Every line of the material that follows must be printed again exactly.

** BEGIN TASK INPUTS **

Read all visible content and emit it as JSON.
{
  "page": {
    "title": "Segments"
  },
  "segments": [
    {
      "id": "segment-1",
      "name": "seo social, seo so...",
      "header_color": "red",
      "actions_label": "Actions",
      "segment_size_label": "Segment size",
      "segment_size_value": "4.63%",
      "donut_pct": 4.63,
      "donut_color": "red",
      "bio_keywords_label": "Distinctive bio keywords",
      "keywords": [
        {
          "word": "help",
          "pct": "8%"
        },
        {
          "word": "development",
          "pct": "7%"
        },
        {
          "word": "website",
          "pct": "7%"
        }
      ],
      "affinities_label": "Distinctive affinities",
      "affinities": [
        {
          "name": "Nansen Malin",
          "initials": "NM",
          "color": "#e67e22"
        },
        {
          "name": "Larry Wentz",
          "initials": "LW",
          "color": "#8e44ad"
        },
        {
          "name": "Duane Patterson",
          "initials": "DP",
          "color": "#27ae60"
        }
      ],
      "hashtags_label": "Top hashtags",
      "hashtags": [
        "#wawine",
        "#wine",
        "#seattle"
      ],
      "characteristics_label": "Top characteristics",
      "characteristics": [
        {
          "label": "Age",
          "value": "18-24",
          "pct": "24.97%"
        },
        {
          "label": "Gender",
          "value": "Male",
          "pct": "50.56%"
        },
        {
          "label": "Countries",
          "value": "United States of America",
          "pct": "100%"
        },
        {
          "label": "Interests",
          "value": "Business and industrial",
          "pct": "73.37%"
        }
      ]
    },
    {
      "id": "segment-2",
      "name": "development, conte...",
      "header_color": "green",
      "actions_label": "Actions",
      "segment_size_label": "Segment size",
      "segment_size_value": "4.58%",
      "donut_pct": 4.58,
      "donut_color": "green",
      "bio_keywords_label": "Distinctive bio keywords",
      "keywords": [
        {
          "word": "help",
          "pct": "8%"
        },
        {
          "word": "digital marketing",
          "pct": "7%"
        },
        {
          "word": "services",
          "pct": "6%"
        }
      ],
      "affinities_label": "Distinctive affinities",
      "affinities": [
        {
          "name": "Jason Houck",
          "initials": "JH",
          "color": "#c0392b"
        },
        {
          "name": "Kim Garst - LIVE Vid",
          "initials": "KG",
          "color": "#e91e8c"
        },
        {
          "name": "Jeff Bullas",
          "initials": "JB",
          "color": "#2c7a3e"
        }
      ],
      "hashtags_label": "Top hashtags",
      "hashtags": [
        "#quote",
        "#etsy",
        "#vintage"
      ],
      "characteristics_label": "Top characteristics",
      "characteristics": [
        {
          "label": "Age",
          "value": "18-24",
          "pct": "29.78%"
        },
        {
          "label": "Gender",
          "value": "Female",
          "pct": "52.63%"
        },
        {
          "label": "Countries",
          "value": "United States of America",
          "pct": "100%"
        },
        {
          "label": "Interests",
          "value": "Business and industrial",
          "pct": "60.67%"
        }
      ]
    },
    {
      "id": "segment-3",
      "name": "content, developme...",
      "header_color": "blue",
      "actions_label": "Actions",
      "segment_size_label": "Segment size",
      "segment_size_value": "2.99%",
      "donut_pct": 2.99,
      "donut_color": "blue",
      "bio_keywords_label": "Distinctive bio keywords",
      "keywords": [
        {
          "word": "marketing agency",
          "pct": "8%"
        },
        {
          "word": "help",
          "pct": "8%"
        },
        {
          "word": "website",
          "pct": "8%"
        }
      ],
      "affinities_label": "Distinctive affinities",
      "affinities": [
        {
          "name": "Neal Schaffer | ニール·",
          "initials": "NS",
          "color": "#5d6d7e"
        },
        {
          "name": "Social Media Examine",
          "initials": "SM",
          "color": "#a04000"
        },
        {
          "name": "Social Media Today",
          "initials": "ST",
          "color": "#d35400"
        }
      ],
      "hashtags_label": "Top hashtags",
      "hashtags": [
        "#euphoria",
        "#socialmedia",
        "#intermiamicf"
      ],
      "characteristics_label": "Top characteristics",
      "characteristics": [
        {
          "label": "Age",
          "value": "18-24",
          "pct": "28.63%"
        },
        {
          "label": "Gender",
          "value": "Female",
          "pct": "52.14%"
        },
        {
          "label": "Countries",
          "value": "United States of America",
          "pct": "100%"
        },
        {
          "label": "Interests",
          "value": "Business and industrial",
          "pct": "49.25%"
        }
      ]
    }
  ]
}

** END TASK INPUTS **

◆ TASK RESULT
Read all visible content and emit it as JSON.
{
  "page": {
    "title": "Segments"
  },
  "segments": [
    {
      "id": "segment-1",
      "name": "seo social, seo so...",
      "header_color": "red",
      "actions_label": "Actions",
      "segment_size_label": "Segment size",
      "segment_size_value": "4.63%",
      "donut_pct": 4.63,
      "donut_color": "red",
      "bio_keywords_label": "Distinctive bio keywords",
      "keywords": [
        {
          "word": "help",
          "pct": "8%"
        },
        {
          "word": "development",
          "pct": "7%"
        },
        {
          "word": "website",
          "pct": "7%"
        }
      ],
      "affinities_label": "Distinctive affinities",
      "affinities": [
        {
          "name": "Nansen Malin",
          "initials": "NM",
          "color": "#e67e22"
        },
        {
          "name": "Larry Wentz",
          "initials": "LW",
          "color": "#8e44ad"
        },
        {
          "name": "Duane Patterson",
          "initials": "DP",
          "color": "#27ae60"
        }
      ],
      "hashtags_label": "Top hashtags",
      "hashtags": [
        "#wawine",
        "#wine",
        "#seattle"
      ],
      "characteristics_label": "Top characteristics",
      "characteristics": [
        {
          "label": "Age",
          "value": "18-24",
          "pct": "24.97%"
        },
        {
          "label": "Gender",
          "value": "Male",
          "pct": "50.56%"
        },
        {
          "label": "Countries",
          "value": "United States of America",
          "pct": "100%"
        },
        {
          "label": "Interests",
          "value": "Business and industrial",
          "pct": "73.37%"
        }
      ]
    },
    {
      "id": "segment-2",
      "name": "development, conte...",
      "header_color": "green",
      "actions_label": "Actions",
      "segment_size_label": "Segment size",
      "segment_size_value": "4.58%",
      "donut_pct": 4.58,
      "donut_color": "green",
      "bio_keywords_label": "Distinctive bio keywords",
      "keywords": [
        {
          "word": "help",
          "pct": "8%"
        },
        {
          "word": "digital marketing",
          "pct": "7%"
        },
        {
          "word": "services",
          "pct": "6%"
        }
      ],
      "affinities_label": "Distinctive affinities",
      "affinities": [
        {
          "name": "Jason Houck",
          "initials": "JH",
          "color": "#c0392b"
        },
        {
          "name": "Kim Garst - LIVE Vid",
          "initials": "KG",
          "color": "#e91e8c"
        },
        {
          "name": "Jeff Bullas",
          "initials": "JB",
          "color": "#2c7a3e"
        }
      ],
      "hashtags_label": "Top hashtags",
      "hashtags": [
        "#quote",
        "#etsy",
        "#vintage"
      ],
      "characteristics_label": "Top characteristics",
      "characteristics": [
        {
          "label": "Age",
          "value": "18-24",
          "pct": "29.78%"
        },
        {
          "label": "Gender",
          "value": "Female",
          "pct": "52.63%"
        },
        {
          "label": "Countries",
          "value": "United States of America",
          "pct": "100%"
        },
        {
          "label": "Interests",
          "value": "Business and industrial",
          "pct": "60.67%"
        }
      ]
    },
    {
      "id": "segment-3",
      "name": "content, developme...",
      "header_color": "blue",
      "actions_label": "Actions",
      "segment_size_label": "Segment size",
      "segment_size_value": "2.99%",
      "donut_pct": 2.99,
      "donut_color": "blue",
      "bio_keywords_label": "Distinctive bio keywords",
      "keywords": [
        {
          "word": "marketing agency",
          "pct": "8%"
        },
        {
          "word": "help",
          "pct": "8%"
        },
        {
          "word": "website",
          "pct": "8%"
        }
      ],
      "affinities_label": "Distinctive affinities",
      "affinities": [
        {
          "name": "Neal Schaffer | ニール·",
          "initials": "NS",
          "color": "#5d6d7e"
        },
        {
          "name": "Social Media Examine",
          "initials": "SM",
          "color": "#a04000"
        },
        {
          "name": "Social Media Today",
          "initials": "ST",
          "color": "#d35400"
        }
      ],
      "hashtags_label": "Top hashtags",
      "hashtags": [
        "#euphoria",
        "#socialmedia",
        "#intermiamicf"
      ],
      "characteristics_label": "Top characteristics",
      "characteristics": [
        {
          "label": "Age",
          "value": "18-24",
          "pct": "28.63%"
        },
        {
          "label": "Gender",
          "value": "Female",
          "pct": "52.14%"
        },
        {
          "label": "Countries",
          "value": "United States of America",
          "pct": "100%"
        },
        {
          "label": "Interests",
          "value": "Business and industrial",
          "pct": "49.25%"
        }
      ]
    }
  ]
}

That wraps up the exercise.